(Dataset entries on figures)
-=-=-=-=-
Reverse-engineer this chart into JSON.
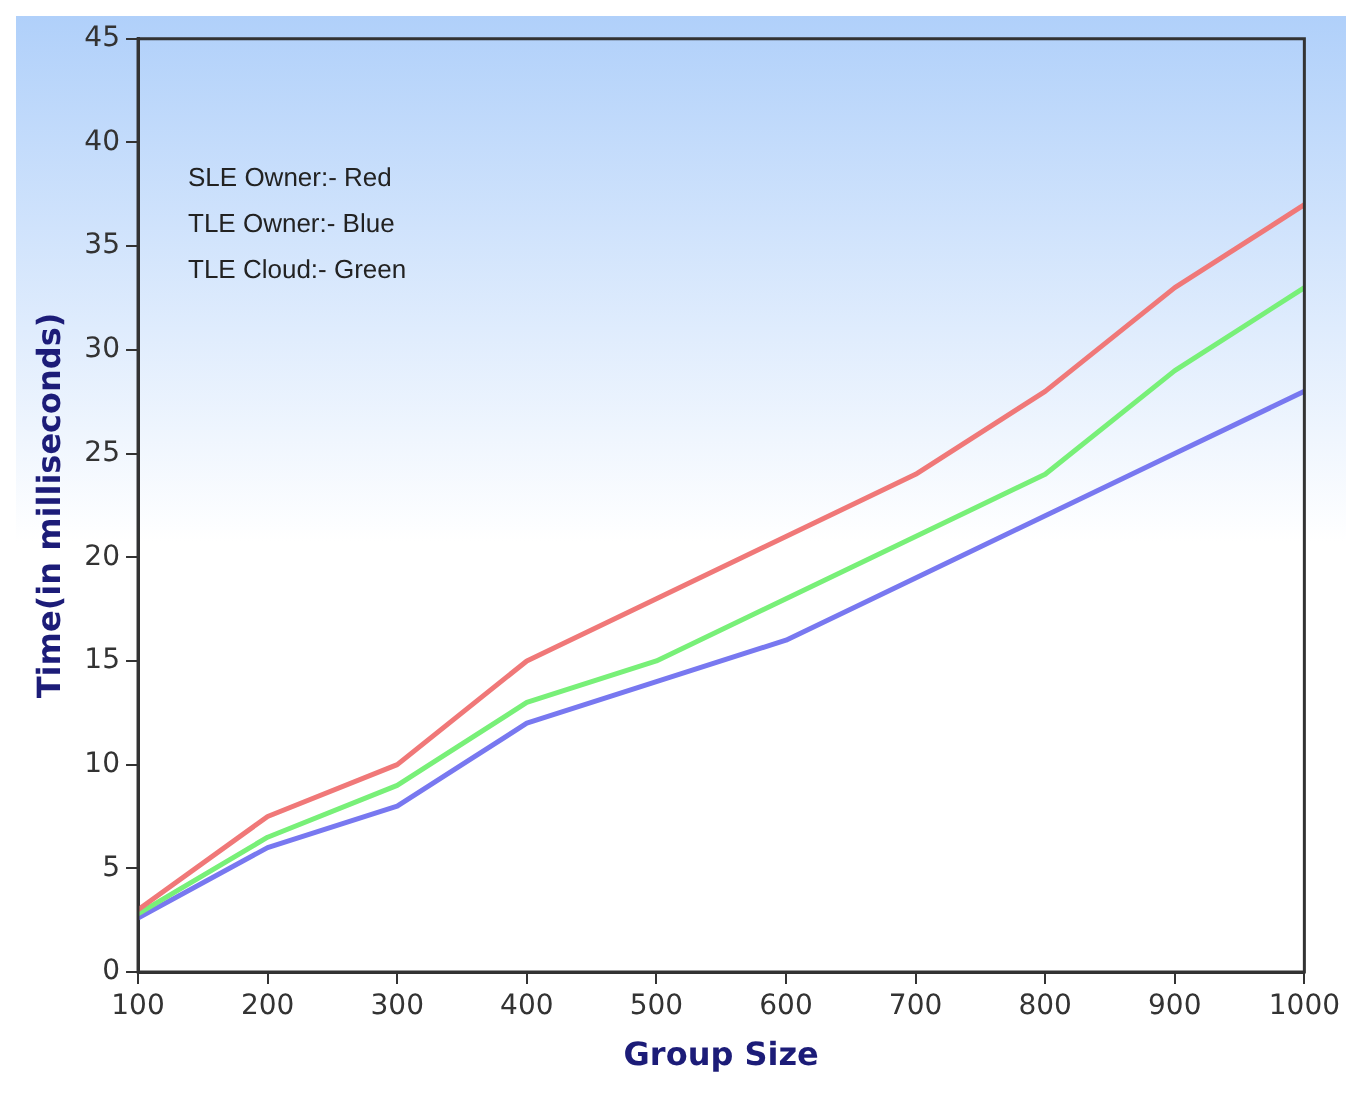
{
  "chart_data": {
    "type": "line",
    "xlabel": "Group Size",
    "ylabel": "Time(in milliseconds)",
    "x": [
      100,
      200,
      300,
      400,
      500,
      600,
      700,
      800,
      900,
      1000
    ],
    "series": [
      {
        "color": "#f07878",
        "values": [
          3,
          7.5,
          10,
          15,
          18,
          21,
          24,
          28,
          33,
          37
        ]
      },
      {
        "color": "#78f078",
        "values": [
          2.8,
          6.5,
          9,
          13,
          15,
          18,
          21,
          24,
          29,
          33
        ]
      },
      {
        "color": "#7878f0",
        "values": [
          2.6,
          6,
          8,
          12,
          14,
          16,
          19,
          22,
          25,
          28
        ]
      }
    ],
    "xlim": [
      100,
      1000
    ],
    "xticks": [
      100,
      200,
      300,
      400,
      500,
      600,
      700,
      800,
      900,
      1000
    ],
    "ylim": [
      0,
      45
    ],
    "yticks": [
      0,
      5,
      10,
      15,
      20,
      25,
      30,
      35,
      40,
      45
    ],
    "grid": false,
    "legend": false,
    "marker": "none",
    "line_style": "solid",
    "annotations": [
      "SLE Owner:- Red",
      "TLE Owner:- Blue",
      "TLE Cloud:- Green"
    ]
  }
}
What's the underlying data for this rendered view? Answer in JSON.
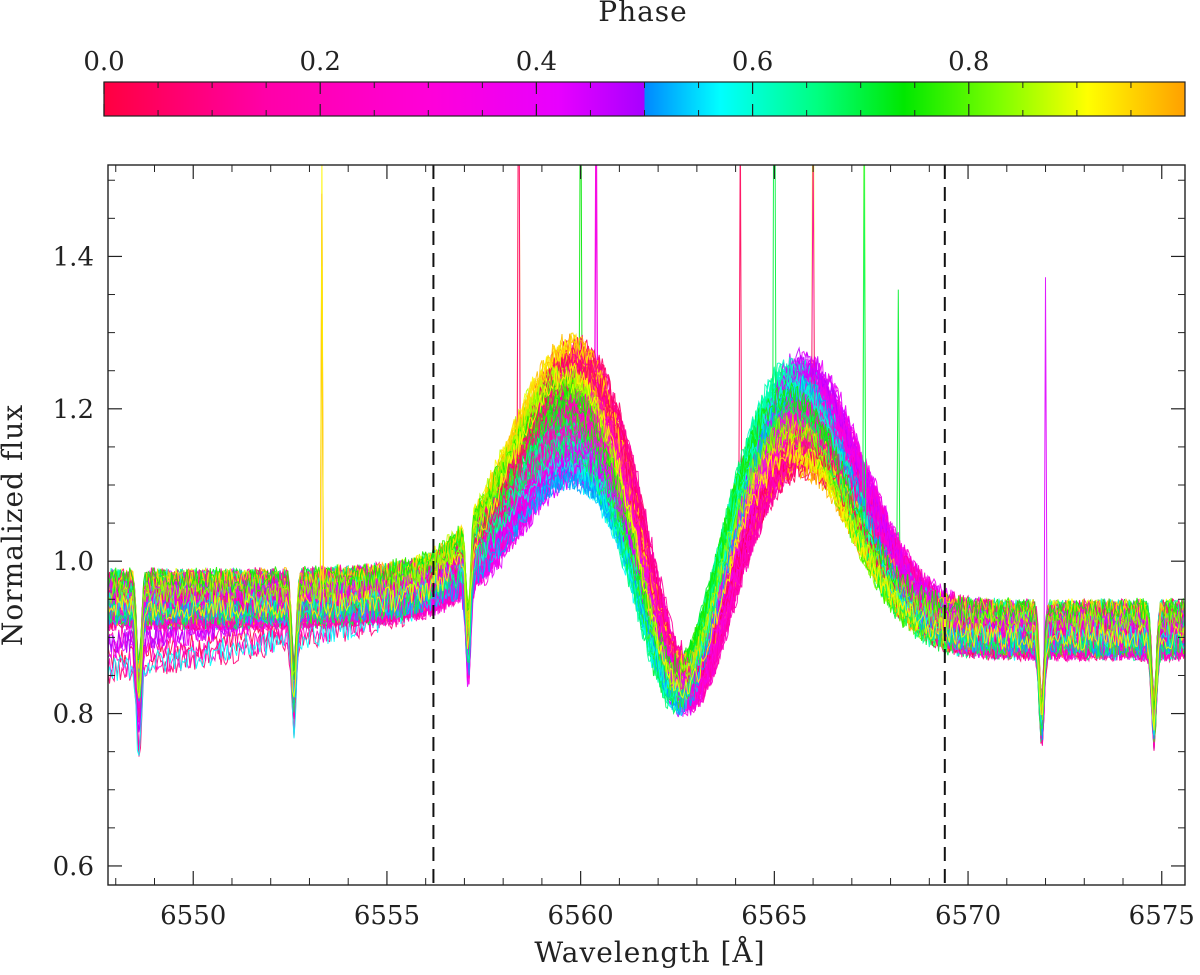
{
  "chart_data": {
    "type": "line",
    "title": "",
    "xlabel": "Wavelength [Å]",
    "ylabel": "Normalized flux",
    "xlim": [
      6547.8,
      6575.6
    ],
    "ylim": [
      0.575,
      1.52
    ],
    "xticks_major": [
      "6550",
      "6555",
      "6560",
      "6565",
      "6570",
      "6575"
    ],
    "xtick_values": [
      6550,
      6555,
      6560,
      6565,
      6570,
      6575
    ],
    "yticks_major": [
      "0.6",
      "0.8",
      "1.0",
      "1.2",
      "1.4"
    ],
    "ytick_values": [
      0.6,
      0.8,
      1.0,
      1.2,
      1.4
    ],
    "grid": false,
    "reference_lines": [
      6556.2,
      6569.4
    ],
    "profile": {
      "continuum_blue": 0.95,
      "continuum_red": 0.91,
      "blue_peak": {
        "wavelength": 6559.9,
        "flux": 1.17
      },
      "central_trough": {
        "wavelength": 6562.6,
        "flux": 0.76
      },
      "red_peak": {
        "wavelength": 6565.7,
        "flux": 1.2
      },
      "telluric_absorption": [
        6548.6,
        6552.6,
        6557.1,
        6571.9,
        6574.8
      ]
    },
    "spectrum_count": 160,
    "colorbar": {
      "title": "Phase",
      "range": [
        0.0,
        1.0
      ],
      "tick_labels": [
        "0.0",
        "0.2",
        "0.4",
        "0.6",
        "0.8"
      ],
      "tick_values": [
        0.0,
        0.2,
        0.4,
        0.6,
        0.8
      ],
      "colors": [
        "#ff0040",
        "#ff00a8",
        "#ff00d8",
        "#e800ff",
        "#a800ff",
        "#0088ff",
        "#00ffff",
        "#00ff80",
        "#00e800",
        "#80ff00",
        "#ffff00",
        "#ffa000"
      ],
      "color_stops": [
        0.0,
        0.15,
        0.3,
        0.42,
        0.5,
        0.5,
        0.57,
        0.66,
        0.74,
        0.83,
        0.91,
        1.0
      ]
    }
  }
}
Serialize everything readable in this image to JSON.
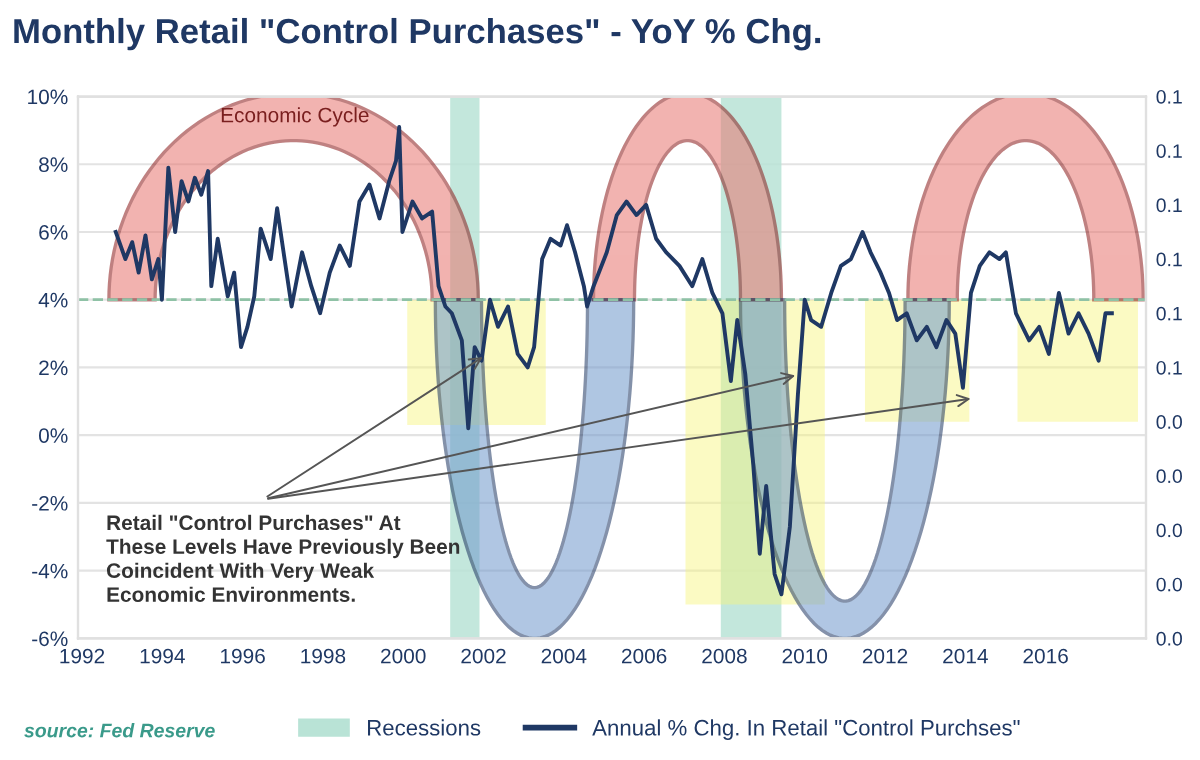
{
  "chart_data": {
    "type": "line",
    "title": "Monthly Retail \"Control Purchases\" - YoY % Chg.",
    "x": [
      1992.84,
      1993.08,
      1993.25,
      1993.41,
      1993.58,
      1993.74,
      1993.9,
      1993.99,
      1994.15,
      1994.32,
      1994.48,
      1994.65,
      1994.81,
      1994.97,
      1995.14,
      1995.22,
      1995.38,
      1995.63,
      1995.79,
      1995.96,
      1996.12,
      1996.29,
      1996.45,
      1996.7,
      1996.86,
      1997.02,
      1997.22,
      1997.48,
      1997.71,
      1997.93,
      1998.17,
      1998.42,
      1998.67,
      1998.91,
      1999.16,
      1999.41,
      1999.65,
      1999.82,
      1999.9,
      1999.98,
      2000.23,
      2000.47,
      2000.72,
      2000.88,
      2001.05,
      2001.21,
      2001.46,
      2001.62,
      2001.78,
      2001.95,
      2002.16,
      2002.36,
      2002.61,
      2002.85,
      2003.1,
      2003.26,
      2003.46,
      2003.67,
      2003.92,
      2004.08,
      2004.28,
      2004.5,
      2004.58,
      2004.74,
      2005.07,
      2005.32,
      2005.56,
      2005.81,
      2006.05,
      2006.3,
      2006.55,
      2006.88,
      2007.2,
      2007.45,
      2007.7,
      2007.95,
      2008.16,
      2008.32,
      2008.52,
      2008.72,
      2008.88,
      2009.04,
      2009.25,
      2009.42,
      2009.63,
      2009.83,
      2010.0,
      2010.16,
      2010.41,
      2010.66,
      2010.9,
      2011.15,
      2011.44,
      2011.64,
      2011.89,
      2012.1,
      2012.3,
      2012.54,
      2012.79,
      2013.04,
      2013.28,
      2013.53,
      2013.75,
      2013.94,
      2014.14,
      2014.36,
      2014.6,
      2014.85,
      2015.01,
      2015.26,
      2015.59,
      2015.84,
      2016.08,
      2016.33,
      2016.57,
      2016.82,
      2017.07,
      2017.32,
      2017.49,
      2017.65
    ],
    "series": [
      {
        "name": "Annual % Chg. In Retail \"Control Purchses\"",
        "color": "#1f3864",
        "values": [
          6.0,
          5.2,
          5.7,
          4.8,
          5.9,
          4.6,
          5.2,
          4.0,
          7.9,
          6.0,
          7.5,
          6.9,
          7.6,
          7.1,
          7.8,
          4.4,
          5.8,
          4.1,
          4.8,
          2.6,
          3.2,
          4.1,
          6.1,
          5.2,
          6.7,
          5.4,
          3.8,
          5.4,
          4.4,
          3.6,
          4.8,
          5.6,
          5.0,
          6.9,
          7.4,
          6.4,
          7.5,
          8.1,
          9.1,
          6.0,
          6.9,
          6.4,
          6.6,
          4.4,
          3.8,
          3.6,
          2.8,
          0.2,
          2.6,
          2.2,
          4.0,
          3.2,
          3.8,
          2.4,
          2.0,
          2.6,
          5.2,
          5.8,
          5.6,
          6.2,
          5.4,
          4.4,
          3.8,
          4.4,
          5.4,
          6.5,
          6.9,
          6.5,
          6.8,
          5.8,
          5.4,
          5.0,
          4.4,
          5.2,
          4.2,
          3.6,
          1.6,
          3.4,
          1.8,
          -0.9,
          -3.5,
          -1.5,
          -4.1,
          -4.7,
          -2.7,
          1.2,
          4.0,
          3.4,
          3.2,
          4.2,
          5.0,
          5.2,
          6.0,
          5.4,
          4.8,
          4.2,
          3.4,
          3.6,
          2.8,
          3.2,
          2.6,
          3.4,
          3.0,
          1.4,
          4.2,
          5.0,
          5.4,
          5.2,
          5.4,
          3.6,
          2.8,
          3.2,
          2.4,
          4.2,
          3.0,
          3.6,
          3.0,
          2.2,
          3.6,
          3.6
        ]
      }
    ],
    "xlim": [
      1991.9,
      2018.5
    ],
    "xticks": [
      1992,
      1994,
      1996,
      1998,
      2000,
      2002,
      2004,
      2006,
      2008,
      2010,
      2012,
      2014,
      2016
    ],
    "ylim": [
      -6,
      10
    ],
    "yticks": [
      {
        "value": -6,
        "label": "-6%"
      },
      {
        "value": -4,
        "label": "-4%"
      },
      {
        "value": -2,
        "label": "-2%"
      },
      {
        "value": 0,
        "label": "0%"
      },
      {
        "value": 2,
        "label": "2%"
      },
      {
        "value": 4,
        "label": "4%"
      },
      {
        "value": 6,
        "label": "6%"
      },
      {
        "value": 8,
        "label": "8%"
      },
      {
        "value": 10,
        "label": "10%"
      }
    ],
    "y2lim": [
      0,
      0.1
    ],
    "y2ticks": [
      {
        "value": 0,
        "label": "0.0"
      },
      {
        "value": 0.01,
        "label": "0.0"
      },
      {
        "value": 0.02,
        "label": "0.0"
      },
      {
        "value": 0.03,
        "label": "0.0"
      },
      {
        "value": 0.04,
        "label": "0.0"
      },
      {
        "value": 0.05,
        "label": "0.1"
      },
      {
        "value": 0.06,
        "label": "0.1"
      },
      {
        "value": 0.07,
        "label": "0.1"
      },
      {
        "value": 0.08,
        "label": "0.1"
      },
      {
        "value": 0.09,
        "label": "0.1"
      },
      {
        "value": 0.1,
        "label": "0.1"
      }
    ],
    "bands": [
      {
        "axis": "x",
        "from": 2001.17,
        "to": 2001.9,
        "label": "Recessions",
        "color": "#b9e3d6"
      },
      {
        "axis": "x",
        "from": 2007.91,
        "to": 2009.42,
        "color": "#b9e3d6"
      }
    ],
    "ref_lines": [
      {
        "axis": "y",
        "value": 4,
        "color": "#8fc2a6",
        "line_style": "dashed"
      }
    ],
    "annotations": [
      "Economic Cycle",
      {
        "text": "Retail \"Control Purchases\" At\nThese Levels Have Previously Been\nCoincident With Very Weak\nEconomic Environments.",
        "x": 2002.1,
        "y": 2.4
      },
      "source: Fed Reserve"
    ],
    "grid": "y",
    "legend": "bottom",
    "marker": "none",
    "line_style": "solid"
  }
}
-=-=-=-=-
» **Set exercise**: Reproduce each line holding the word "title".

» **Task solution**:
    "title": "",
      "title": "Phase",
    "title": "Monthly Retail \"Control Purchases\" - YoY % Chg.",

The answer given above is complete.